* Written task *
Do not carry the pictures over; copy every other part of the entries exactly.

Stored items
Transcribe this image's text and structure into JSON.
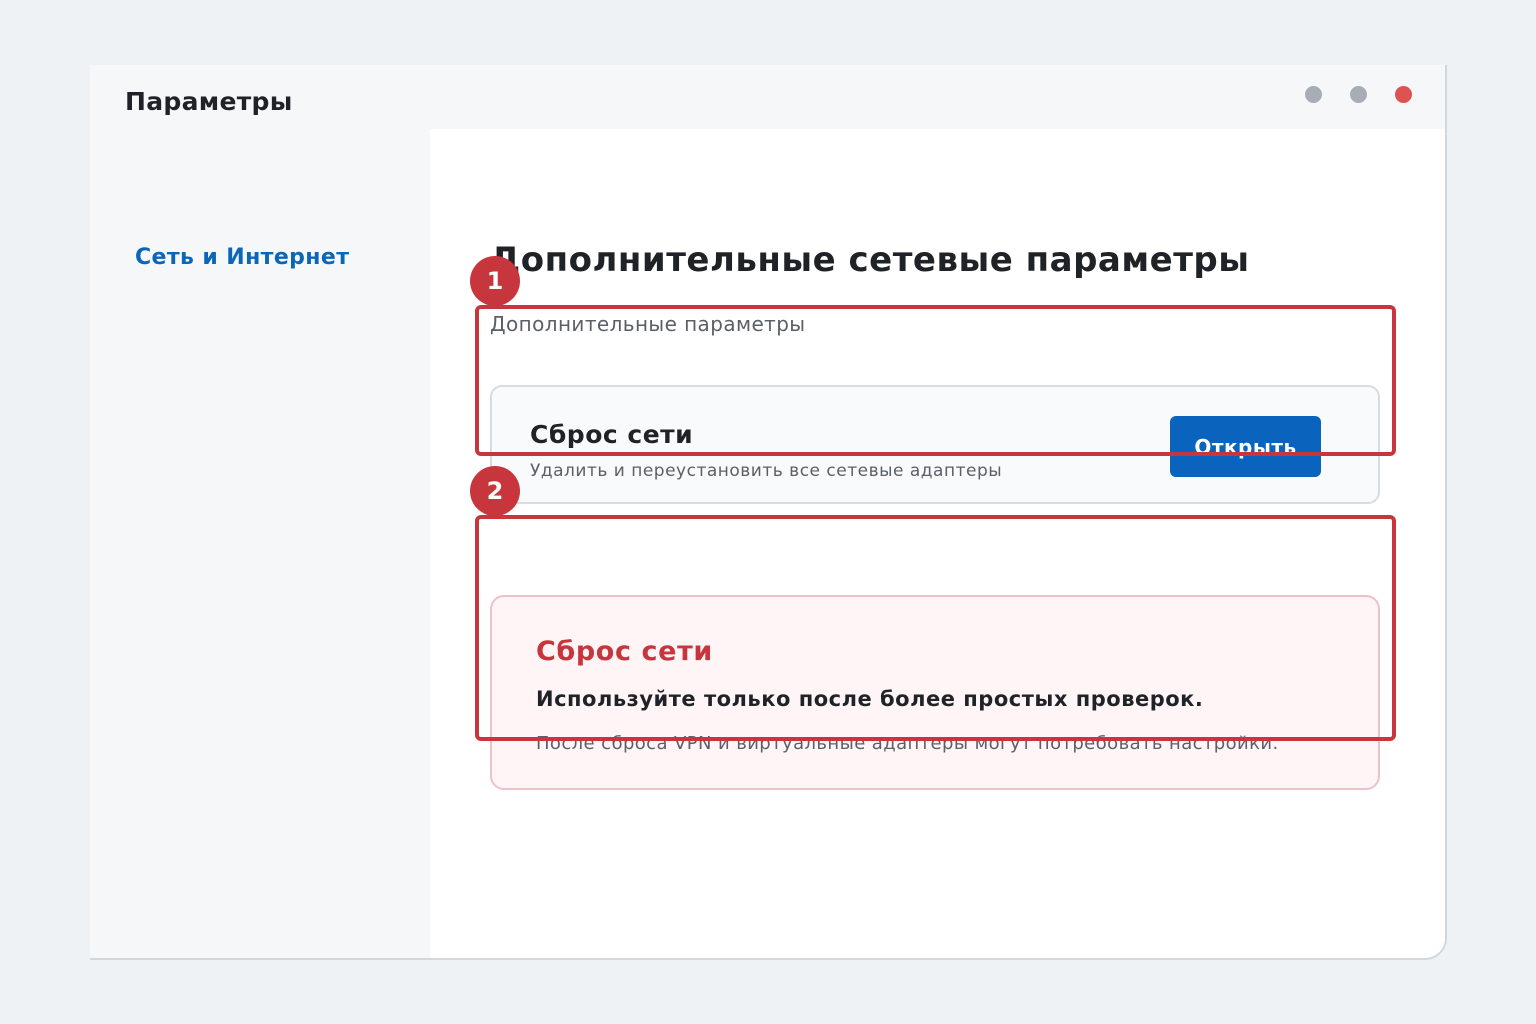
{
  "window": {
    "title": "Параметры"
  },
  "sidebar": {
    "items": [
      {
        "label": "Сеть и Интернет"
      }
    ]
  },
  "main": {
    "page_title": "Дополнительные сетевые параметры",
    "section_label": "Дополнительные параметры",
    "card": {
      "title": "Сброс сети",
      "subtitle": "Удалить и переустановить все сетевые адаптеры",
      "button_label": "Открыть"
    },
    "warning": {
      "title": "Сброс сети",
      "strong_text": "Используйте только после более простых проверок.",
      "note": "После сброса VPN и виртуальные адаптеры могут потребовать настройки."
    }
  },
  "annotations": {
    "badges": [
      "1",
      "2"
    ],
    "color": "#c8363d"
  },
  "colors": {
    "accent": "#0a64be",
    "nav_active": "#0a66b8",
    "warning": "#c8363d",
    "close_dot": "#de5252"
  }
}
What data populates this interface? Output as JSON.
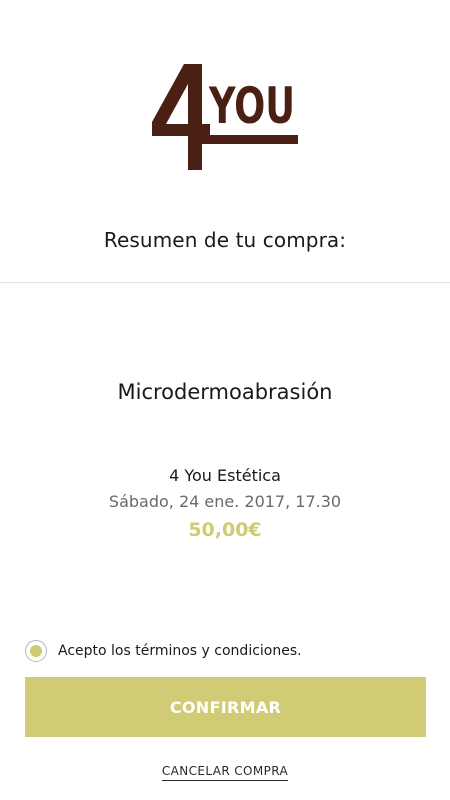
{
  "brand": {
    "logo_digit": "4",
    "logo_word": "YOU",
    "logo_color": "#4a2014"
  },
  "summary": {
    "title": "Resumen de tu compra:"
  },
  "booking": {
    "service": "Microdermoabrasión",
    "salon": "4 You Estética",
    "datetime": "Sábado, 24 ene. 2017, 17.30",
    "price": "50,00€"
  },
  "terms": {
    "label": "Acepto los términos y condiciones.",
    "selected": true
  },
  "actions": {
    "confirm_label": "CONFIRMAR",
    "cancel_label": "CANCELAR COMPRA"
  },
  "colors": {
    "accent": "#d0cc75",
    "price": "#cfcb72",
    "secondary_text": "#6a6a6a"
  }
}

* Exercise output *
Transcribe this image's text and structure into JSON.
{
  "window": {
    "title": "Параметры"
  },
  "sidebar": {
    "items": [
      {
        "label": "Сеть и Интернет"
      }
    ]
  },
  "main": {
    "page_title": "Дополнительные сетевые параметры",
    "section_label": "Дополнительные параметры",
    "card": {
      "title": "Сброс сети",
      "subtitle": "Удалить и переустановить все сетевые адаптеры",
      "button_label": "Открыть"
    },
    "warning": {
      "title": "Сброс сети",
      "strong_text": "Используйте только после более простых проверок.",
      "note": "После сброса VPN и виртуальные адаптеры могут потребовать настройки."
    }
  },
  "annotations": {
    "badges": [
      "1",
      "2"
    ],
    "color": "#c8363d"
  },
  "colors": {
    "accent": "#0a64be",
    "nav_active": "#0a66b8",
    "warning": "#c8363d",
    "close_dot": "#de5252"
  }
}
What data populates this interface? Output as JSON.
{
  "brand": {
    "logo_digit": "4",
    "logo_word": "YOU",
    "logo_color": "#4a2014"
  },
  "summary": {
    "title": "Resumen de tu compra:"
  },
  "booking": {
    "service": "Microdermoabrasión",
    "salon": "4 You Estética",
    "datetime": "Sábado, 24 ene. 2017, 17.30",
    "price": "50,00€"
  },
  "terms": {
    "label": "Acepto los términos y condiciones.",
    "selected": true
  },
  "actions": {
    "confirm_label": "CONFIRMAR",
    "cancel_label": "CANCELAR COMPRA"
  },
  "colors": {
    "accent": "#d0cc75",
    "price": "#cfcb72",
    "secondary_text": "#6a6a6a"
  }
}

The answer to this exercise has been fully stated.